Task details -> Repeat each line word for word.

Excerpts from a figure dataset ->
────

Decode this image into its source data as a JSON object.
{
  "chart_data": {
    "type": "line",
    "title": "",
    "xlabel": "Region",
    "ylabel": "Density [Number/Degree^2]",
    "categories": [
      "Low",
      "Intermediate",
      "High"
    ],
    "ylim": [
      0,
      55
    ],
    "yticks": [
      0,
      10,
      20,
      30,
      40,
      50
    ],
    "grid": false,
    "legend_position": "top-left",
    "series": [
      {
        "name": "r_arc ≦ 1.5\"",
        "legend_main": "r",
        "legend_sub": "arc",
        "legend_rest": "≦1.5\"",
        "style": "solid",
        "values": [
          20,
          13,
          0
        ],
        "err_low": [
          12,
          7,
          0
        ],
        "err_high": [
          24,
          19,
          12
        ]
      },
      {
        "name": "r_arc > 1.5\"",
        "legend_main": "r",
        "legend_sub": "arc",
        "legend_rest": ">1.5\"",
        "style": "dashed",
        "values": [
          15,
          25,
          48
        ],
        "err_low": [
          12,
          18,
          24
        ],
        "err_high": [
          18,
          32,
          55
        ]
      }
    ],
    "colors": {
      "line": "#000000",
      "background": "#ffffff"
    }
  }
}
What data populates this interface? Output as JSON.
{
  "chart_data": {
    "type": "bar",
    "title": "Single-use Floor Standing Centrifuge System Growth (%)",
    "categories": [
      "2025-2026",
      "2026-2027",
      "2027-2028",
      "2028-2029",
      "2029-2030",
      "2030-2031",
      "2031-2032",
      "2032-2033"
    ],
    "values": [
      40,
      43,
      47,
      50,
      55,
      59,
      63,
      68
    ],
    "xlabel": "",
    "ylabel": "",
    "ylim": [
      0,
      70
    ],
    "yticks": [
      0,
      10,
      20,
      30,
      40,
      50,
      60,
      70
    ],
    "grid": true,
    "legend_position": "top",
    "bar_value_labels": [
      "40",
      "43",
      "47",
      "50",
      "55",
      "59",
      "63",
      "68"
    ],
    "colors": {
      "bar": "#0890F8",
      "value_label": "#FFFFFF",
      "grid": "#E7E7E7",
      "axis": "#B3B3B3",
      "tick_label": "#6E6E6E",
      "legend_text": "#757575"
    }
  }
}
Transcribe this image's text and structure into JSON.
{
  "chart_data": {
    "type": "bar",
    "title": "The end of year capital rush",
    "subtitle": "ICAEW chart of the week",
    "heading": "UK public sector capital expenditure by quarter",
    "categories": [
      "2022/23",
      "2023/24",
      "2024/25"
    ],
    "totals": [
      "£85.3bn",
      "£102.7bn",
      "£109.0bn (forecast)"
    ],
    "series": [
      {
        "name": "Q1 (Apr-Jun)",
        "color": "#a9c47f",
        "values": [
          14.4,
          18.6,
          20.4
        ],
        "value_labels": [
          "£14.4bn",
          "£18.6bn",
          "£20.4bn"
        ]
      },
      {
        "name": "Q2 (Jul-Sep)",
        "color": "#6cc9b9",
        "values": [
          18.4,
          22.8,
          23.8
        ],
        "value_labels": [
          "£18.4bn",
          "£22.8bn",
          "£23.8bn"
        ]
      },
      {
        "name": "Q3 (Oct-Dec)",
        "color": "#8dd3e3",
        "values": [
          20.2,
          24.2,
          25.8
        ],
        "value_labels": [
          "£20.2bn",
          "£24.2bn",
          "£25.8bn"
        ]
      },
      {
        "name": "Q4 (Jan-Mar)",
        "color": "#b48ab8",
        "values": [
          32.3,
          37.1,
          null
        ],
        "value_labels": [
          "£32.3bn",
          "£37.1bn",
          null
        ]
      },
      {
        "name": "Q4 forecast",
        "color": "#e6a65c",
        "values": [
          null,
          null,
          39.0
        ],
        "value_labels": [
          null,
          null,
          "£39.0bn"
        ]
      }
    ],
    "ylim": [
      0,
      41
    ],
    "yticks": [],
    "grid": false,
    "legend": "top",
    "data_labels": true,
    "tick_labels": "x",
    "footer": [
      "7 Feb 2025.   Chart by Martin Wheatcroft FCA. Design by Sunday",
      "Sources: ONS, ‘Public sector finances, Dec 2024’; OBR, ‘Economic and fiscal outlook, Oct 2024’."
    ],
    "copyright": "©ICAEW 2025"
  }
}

────

Answer to this exercise ->
Decode this image into its source data as a JSON object.
{
  "chart_data": {
    "type": "line",
    "title": "",
    "xlabel": "Region",
    "ylabel": "Density [Number/Degree^2]",
    "categories": [
      "Low",
      "Intermediate",
      "High"
    ],
    "ylim": [
      0,
      55
    ],
    "yticks": [
      0,
      10,
      20,
      30,
      40,
      50
    ],
    "grid": false,
    "legend_position": "top-left",
    "series": [
      {
        "name": "r_arc ≦ 1.5\"",
        "legend_main": "r",
        "legend_sub": "arc",
        "legend_rest": "≦1.5\"",
        "style": "solid",
        "values": [
          20,
          13,
          0
        ],
        "err_low": [
          12,
          7,
          0
        ],
        "err_high": [
          24,
          19,
          12
        ]
      },
      {
        "name": "r_arc > 1.5\"",
        "legend_main": "r",
        "legend_sub": "arc",
        "legend_rest": ">1.5\"",
        "style": "dashed",
        "values": [
          15,
          25,
          48
        ],
        "err_low": [
          12,
          18,
          24
        ],
        "err_high": [
          18,
          32,
          55
        ]
      }
    ],
    "colors": {
      "line": "#000000",
      "background": "#ffffff"
    }
  }
}
What data populates this interface? Output as JSON.
{
  "chart_data": {
    "type": "bar",
    "title": "Single-use Floor Standing Centrifuge System Growth (%)",
    "categories": [
      "2025-2026",
      "2026-2027",
      "2027-2028",
      "2028-2029",
      "2029-2030",
      "2030-2031",
      "2031-2032",
      "2032-2033"
    ],
    "values": [
      40,
      43,
      47,
      50,
      55,
      59,
      63,
      68
    ],
    "xlabel": "",
    "ylabel": "",
    "ylim": [
      0,
      70
    ],
    "yticks": [
      0,
      10,
      20,
      30,
      40,
      50,
      60,
      70
    ],
    "grid": true,
    "legend_position": "top",
    "bar_value_labels": [
      "40",
      "43",
      "47",
      "50",
      "55",
      "59",
      "63",
      "68"
    ],
    "colors": {
      "bar": "#0890F8",
      "value_label": "#FFFFFF",
      "grid": "#E7E7E7",
      "axis": "#B3B3B3",
      "tick_label": "#6E6E6E",
      "legend_text": "#757575"
    }
  }
}
Transcribe this image's text and structure into JSON.
{
  "chart_data": {
    "type": "bar",
    "title": "The end of year capital rush",
    "subtitle": "ICAEW chart of the week",
    "heading": "UK public sector capital expenditure by quarter",
    "categories": [
      "2022/23",
      "2023/24",
      "2024/25"
    ],
    "totals": [
      "£85.3bn",
      "£102.7bn",
      "£109.0bn (forecast)"
    ],
    "series": [
      {
        "name": "Q1 (Apr-Jun)",
        "color": "#a9c47f",
        "values": [
          14.4,
          18.6,
          20.4
        ],
        "value_labels": [
          "£14.4bn",
          "£18.6bn",
          "£20.4bn"
        ]
      },
      {
        "name": "Q2 (Jul-Sep)",
        "color": "#6cc9b9",
        "values": [
          18.4,
          22.8,
          23.8
        ],
        "value_labels": [
          "£18.4bn",
          "£22.8bn",
          "£23.8bn"
        ]
      },
      {
        "name": "Q3 (Oct-Dec)",
        "color": "#8dd3e3",
        "values": [
          20.2,
          24.2,
          25.8
        ],
        "value_labels": [
          "£20.2bn",
          "£24.2bn",
          "£25.8bn"
        ]
      },
      {
        "name": "Q4 (Jan-Mar)",
        "color": "#b48ab8",
        "values": [
          32.3,
          37.1,
          null
        ],
        "value_labels": [
          "£32.3bn",
          "£37.1bn",
          null
        ]
      },
      {
        "name": "Q4 forecast",
        "color": "#e6a65c",
        "values": [
          null,
          null,
          39.0
        ],
        "value_labels": [
          null,
          null,
          "£39.0bn"
        ]
      }
    ],
    "ylim": [
      0,
      41
    ],
    "yticks": [],
    "grid": false,
    "legend": "top",
    "data_labels": true,
    "tick_labels": "x",
    "footer": [
      "7 Feb 2025.   Chart by Martin Wheatcroft FCA. Design by Sunday",
      "Sources: ONS, ‘Public sector finances, Dec 2024’; OBR, ‘Economic and fiscal outlook, Oct 2024’."
    ],
    "copyright": "©ICAEW 2025"
  }
}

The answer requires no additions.